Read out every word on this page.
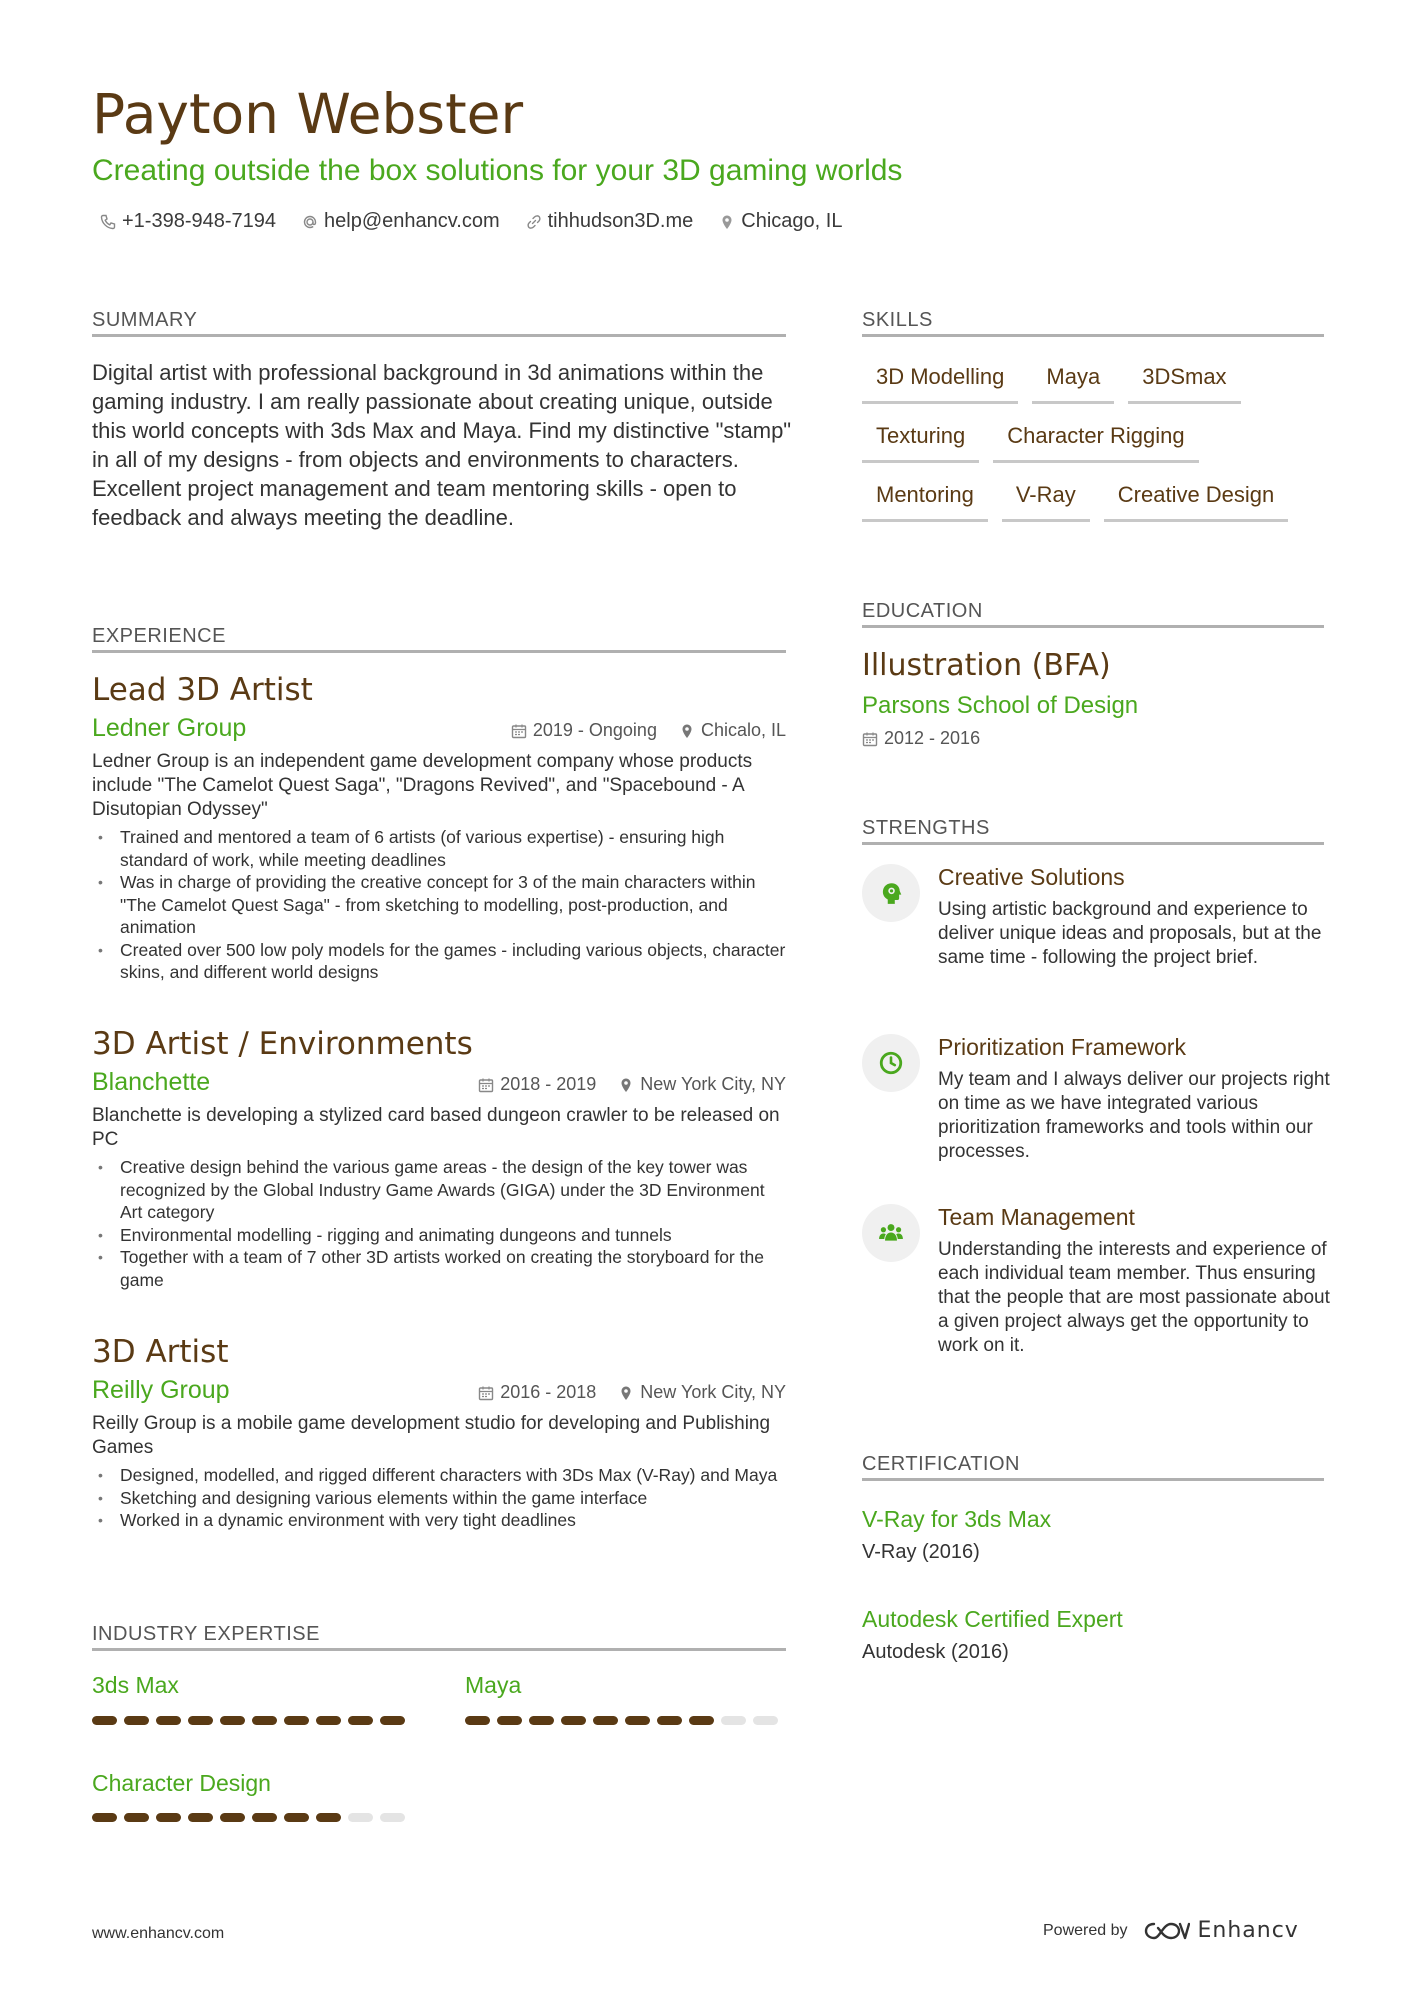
Payton Webster
Creating outside the box solutions for your 3D gaming worlds
+1-398-948-7194 help@enhancv.com tihhudson3D.me Chicago, IL
SUMMARY
Digital artist with professional background in 3d animations within the gaming industry. I am really passionate about creating unique, outside this world concepts with 3ds Max and Maya. Find my distinctive "stamp" in all of my designs - from objects and environments to characters. Excellent project management and team mentoring skills - open to feedback and always meeting the deadline.
EXPERIENCE
Lead 3D Artist
Ledner Group	2019 - Ongoing Chicalo, IL
Ledner Group is an independent game development company whose products include "The Camelot Quest Saga", "Dragons Revived", and "Spacebound - A Disutopian Odyssey"
• Trained and mentored a team of 6 artists (of various expertise) - ensuring high standard of work, while meeting deadlines
• Was in charge of providing the creative concept for 3 of the main characters within "The Camelot Quest Saga" - from sketching to modelling, post-production, and animation
• Created over 500 low poly models for the games - including various objects, character skins, and different world designs
3D Artist / Environments
Blanchette	2018 - 2019 New York City, NY
Blanchette is developing a stylized card based dungeon crawler to be released on PC
• Creative design behind the various game areas - the design of the key tower was recognized by the Global Industry Game Awards (GIGA) under the 3D Environment Art category
• Environmental modelling - rigging and animating dungeons and tunnels
• Together with a team of 7 other 3D artists worked on creating the storyboard for the game
3D Artist
Reilly Group	2016 - 2018 New York City, NY
Reilly Group is a mobile game development studio for developing and Publishing Games
• Designed, modelled, and rigged different characters with 3Ds Max (V-Ray) and Maya
• Sketching and designing various elements within the game interface
• Worked in a dynamic environment with very tight deadlines
INDUSTRY EXPERTISE
3ds Max	Maya
Character Design
SKILLS
3D Modelling	Maya	3DSmax
Texturing	Character Rigging
Mentoring	V-Ray	Creative Design
EDUCATION
Illustration (BFA)
Parsons School of Design
2012 - 2016
STRENGTHS
Creative Solutions
Using artistic background and experience to deliver unique ideas and proposals, but at the same time - following the project brief.
Prioritization Framework
My team and I always deliver our projects right on time as we have integrated various prioritization frameworks and tools within our processes.
Team Management
Understanding the interests and experience of each individual team member. Thus ensuring that the people that are most passionate about a given project always get the opportunity to work on it.
CERTIFICATION
V-Ray for 3ds Max
V-Ray (2016)
Autodesk Certified Expert
Autodesk (2016)
www.enhancv.com	Powered by	Enhancv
+ + +
## Instruction
Leave out the pictures and reproduce the rest of the listing exactly.

## Correct output
Read out every word on this page.
Payton Webster
Creating outside the box solutions for your 3D gaming worlds
+1-398-948-7194 help@enhancv.com tihhudson3D.me Chicago, IL
SUMMARY
Digital artist with professional background in 3d animations within the gaming industry. I am really passionate about creating unique, outside this world concepts with 3ds Max and Maya. Find my distinctive "stamp" in all of my designs - from objects and environments to characters. Excellent project management and team mentoring skills - open to feedback and always meeting the deadline.
EXPERIENCE
Lead 3D Artist
Ledner Group	2019 - Ongoing Chicalo, IL
Ledner Group is an independent game development company whose products include "The Camelot Quest Saga", "Dragons Revived", and "Spacebound - A Disutopian Odyssey"
• Trained and mentored a team of 6 artists (of various expertise) - ensuring high standard of work, while meeting deadlines
• Was in charge of providing the creative concept for 3 of the main characters within "The Camelot Quest Saga" - from sketching to modelling, post-production, and animation
• Created over 500 low poly models for the games - including various objects, character skins, and different world designs
3D Artist / Environments
Blanchette	2018 - 2019 New York City, NY
Blanchette is developing a stylized card based dungeon crawler to be released on PC
• Creative design behind the various game areas - the design of the key tower was recognized by the Global Industry Game Awards (GIGA) under the 3D Environment Art category
• Environmental modelling - rigging and animating dungeons and tunnels
• Together with a team of 7 other 3D artists worked on creating the storyboard for the game
3D Artist
Reilly Group	2016 - 2018 New York City, NY
Reilly Group is a mobile game development studio for developing and Publishing Games
• Designed, modelled, and rigged different characters with 3Ds Max (V-Ray) and Maya
• Sketching and designing various elements within the game interface
• Worked in a dynamic environment with very tight deadlines
INDUSTRY EXPERTISE
3ds Max	Maya
Character Design
SKILLS
3D Modelling	Maya	3DSmax
Texturing	Character Rigging
Mentoring	V-Ray	Creative Design
EDUCATION
Illustration (BFA)
Parsons School of Design
2012 - 2016
STRENGTHS
Creative Solutions
Using artistic background and experience to deliver unique ideas and proposals, but at the same time - following the project brief.
Prioritization Framework
My team and I always deliver our projects right on time as we have integrated various prioritization frameworks and tools within our processes.
Team Management
Understanding the interests and experience of each individual team member. Thus ensuring that the people that are most passionate about a given project always get the opportunity to work on it.
CERTIFICATION
V-Ray for 3ds Max
V-Ray (2016)
Autodesk Certified Expert
Autodesk (2016)
www.enhancv.com	Powered by	Enhancv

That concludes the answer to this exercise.